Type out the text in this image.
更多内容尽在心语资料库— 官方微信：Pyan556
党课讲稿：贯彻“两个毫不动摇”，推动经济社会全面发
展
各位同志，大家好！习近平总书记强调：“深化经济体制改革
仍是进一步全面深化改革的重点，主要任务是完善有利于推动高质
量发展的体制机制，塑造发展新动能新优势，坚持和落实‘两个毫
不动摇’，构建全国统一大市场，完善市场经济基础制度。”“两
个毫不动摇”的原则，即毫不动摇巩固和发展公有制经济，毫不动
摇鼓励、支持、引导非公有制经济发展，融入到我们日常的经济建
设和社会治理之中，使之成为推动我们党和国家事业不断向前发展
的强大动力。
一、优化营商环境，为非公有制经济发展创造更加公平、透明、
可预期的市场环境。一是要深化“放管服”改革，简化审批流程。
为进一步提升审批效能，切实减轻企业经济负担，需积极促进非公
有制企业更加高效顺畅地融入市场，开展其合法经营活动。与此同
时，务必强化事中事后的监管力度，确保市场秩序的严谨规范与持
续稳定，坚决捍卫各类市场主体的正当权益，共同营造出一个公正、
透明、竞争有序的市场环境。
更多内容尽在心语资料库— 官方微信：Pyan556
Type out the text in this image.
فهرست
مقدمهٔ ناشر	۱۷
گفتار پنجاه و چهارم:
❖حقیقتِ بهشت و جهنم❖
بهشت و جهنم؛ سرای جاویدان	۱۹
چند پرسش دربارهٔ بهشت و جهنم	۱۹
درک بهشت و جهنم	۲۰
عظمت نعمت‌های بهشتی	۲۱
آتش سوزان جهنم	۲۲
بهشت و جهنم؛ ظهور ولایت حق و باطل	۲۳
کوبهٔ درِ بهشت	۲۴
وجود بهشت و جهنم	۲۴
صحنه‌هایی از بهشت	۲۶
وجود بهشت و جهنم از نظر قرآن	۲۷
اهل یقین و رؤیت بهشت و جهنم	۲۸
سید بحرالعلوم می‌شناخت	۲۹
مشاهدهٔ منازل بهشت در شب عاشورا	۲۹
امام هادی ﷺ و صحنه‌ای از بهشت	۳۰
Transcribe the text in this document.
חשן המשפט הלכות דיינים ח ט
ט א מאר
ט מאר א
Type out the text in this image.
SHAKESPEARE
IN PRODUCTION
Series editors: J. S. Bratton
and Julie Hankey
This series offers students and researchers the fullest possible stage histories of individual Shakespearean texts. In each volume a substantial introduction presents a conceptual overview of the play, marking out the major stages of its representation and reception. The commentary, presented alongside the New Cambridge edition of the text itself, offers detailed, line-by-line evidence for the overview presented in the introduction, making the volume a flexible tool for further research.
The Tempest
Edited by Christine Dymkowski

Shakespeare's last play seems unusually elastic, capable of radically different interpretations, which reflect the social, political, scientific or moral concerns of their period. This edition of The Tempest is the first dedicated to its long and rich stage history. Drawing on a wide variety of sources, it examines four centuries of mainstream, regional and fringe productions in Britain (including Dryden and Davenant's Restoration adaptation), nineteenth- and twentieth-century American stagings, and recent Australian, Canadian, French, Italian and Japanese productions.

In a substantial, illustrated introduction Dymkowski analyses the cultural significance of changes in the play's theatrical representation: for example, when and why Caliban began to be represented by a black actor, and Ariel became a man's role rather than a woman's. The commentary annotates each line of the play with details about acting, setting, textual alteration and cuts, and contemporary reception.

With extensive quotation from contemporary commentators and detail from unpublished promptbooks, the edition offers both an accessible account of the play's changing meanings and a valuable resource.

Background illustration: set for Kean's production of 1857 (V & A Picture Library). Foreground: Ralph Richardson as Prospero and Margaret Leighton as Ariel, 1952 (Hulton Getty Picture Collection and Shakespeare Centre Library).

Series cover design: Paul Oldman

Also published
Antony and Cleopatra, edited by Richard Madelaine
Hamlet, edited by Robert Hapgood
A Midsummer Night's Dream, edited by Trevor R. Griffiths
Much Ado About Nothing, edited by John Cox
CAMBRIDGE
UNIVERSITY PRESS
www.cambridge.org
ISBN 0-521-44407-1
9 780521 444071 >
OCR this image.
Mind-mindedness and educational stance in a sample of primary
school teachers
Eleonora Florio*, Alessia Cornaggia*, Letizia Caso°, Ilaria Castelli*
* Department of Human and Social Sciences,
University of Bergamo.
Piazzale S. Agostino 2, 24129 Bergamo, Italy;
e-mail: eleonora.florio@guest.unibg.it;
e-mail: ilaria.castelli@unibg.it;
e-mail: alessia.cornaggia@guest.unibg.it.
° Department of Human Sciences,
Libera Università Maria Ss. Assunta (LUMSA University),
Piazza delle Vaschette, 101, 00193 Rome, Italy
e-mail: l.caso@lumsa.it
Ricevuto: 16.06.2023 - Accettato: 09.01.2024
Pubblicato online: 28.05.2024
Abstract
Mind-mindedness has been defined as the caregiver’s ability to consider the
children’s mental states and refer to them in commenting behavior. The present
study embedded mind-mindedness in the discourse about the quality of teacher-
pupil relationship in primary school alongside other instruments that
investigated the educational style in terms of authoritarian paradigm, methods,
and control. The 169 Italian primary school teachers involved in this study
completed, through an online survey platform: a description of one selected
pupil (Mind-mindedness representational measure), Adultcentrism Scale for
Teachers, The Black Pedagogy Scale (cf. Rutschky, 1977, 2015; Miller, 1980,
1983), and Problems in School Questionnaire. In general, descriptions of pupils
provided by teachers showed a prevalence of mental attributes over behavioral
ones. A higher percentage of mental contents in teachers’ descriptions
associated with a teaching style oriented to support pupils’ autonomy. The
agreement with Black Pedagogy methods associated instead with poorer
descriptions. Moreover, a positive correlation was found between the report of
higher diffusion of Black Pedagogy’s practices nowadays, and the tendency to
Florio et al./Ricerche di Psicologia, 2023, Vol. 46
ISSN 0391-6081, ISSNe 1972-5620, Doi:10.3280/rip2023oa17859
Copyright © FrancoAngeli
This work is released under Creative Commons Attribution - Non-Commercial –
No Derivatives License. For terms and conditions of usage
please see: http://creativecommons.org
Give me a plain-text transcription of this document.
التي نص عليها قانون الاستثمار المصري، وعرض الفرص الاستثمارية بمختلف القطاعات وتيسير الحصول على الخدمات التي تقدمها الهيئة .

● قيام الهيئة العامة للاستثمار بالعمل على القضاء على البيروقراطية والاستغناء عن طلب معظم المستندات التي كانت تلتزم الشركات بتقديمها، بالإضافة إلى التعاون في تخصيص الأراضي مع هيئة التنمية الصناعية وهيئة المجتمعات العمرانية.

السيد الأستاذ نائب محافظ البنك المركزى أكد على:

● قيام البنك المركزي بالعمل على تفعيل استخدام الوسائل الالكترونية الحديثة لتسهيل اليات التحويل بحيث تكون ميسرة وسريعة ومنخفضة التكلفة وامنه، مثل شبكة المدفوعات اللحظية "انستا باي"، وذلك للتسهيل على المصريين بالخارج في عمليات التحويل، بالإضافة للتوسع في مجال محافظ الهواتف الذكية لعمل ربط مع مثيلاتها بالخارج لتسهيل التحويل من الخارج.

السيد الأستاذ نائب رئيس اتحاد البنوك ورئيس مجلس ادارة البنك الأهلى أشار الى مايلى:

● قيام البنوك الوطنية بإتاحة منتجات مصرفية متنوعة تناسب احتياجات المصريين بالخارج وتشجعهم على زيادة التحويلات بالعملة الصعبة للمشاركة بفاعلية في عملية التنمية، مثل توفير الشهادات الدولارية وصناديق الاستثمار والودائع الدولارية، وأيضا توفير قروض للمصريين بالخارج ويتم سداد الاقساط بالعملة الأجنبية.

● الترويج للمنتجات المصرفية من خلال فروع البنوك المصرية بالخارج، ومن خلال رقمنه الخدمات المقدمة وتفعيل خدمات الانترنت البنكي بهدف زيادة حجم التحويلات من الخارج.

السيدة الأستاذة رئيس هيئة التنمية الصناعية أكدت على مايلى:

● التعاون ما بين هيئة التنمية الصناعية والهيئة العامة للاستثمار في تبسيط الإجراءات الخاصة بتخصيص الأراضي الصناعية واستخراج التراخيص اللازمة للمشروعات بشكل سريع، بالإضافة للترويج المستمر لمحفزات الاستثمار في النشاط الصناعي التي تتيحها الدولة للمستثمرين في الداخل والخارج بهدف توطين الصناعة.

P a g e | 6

= = = =

■ **Work to complete**
Find the word "صحنه" and list each line it appears in.

■ **Final result**
صحنه‌هایی از بهشت	۲۶
امام هادی ﷺ و صحنه‌ای از بهشت	۳۰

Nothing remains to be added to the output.